• _DO THIS_:
Using the entries that follow, count the lines containing the word "Administrativo" and give that number by itself.

======== EXTRACTED INFORMATION

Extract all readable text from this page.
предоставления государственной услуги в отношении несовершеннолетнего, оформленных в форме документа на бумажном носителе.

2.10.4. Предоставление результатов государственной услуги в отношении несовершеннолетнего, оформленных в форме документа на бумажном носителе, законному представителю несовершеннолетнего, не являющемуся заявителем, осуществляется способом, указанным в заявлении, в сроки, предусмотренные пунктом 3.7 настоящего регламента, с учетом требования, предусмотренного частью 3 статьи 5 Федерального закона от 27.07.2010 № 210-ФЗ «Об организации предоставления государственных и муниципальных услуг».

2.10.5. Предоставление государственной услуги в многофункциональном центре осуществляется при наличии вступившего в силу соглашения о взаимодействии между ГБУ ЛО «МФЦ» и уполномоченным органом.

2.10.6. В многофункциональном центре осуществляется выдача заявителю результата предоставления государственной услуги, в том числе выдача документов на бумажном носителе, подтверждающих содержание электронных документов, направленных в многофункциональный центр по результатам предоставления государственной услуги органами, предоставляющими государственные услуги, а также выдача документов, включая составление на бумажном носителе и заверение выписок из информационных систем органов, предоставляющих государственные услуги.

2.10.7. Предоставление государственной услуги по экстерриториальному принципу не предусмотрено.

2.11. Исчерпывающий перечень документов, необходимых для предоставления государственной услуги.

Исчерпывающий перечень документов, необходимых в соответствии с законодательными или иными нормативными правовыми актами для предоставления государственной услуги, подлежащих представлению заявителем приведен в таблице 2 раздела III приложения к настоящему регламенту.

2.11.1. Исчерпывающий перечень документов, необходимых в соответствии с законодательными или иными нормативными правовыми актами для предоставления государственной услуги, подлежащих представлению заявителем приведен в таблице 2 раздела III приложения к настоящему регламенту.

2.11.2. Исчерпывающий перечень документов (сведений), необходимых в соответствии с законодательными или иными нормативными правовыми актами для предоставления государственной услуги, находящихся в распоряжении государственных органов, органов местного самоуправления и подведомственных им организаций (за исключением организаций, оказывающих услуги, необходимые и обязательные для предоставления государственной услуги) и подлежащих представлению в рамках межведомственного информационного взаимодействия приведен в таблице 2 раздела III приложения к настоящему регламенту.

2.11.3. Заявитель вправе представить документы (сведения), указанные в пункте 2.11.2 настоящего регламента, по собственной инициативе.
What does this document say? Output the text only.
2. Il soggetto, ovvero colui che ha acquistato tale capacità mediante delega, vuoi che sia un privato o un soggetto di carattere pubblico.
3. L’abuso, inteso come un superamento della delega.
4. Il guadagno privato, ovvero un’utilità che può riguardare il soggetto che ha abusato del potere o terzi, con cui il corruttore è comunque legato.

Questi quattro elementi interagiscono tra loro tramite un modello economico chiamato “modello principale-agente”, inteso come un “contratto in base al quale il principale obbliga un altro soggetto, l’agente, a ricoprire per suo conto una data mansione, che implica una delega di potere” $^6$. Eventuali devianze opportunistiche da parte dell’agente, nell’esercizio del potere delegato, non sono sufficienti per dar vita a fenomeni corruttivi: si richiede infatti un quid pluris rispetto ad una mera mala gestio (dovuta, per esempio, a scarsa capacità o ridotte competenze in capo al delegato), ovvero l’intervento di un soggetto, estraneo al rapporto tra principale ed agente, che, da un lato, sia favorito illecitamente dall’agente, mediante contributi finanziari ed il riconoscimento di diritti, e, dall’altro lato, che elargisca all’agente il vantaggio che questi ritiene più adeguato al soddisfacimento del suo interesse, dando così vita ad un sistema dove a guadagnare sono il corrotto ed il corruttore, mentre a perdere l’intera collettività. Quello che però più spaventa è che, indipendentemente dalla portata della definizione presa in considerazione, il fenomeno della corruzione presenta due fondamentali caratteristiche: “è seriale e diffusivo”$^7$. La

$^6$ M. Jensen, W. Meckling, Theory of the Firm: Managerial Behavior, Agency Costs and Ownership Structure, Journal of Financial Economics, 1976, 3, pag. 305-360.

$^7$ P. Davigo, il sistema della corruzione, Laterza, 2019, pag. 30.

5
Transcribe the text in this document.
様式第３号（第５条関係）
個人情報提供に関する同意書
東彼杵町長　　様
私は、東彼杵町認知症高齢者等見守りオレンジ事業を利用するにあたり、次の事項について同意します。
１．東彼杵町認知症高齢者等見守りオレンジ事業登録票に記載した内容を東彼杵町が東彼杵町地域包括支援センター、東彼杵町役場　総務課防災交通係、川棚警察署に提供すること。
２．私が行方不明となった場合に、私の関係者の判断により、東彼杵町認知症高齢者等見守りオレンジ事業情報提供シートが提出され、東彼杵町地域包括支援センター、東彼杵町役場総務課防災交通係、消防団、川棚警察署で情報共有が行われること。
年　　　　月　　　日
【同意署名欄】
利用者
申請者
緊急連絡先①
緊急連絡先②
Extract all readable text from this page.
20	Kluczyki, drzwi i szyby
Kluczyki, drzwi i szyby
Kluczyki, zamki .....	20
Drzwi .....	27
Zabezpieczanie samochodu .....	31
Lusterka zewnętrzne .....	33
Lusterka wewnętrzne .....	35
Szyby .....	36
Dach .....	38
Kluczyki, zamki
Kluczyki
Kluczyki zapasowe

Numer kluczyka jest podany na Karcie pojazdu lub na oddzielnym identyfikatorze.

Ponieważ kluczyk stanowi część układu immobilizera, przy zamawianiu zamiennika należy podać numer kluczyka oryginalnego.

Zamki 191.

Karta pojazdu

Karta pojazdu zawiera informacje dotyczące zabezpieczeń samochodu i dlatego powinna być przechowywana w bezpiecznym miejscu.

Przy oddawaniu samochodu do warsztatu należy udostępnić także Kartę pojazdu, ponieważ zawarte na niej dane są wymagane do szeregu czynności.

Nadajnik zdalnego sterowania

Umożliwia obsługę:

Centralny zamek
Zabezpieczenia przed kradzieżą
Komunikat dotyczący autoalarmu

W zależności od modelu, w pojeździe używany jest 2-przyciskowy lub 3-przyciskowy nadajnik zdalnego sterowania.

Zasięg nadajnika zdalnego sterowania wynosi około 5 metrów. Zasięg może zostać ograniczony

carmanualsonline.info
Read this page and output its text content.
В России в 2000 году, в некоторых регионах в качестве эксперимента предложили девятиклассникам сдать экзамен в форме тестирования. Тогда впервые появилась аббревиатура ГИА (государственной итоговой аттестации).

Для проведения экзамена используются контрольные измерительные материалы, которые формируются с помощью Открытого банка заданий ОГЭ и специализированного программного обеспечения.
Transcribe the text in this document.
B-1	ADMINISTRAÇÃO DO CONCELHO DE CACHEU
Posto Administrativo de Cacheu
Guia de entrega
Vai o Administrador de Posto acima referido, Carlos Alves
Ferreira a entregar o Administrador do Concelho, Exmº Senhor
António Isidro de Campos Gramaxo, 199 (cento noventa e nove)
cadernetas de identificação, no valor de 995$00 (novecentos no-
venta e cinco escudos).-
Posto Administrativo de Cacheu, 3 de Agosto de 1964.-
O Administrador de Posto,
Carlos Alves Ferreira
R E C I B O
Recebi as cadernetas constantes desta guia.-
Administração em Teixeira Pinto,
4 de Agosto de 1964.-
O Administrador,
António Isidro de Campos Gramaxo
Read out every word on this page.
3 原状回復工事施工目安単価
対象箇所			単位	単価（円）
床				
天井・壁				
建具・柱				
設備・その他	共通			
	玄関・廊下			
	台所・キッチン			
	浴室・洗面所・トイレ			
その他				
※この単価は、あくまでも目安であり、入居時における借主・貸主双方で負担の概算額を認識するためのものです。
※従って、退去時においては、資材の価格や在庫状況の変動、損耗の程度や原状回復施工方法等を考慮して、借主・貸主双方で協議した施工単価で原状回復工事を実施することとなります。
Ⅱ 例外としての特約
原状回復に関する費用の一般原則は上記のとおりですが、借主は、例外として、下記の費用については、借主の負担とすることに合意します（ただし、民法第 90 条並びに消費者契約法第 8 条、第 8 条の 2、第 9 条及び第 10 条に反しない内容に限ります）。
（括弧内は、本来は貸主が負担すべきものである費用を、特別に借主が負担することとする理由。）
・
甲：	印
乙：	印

================

• _ANSWER_:
2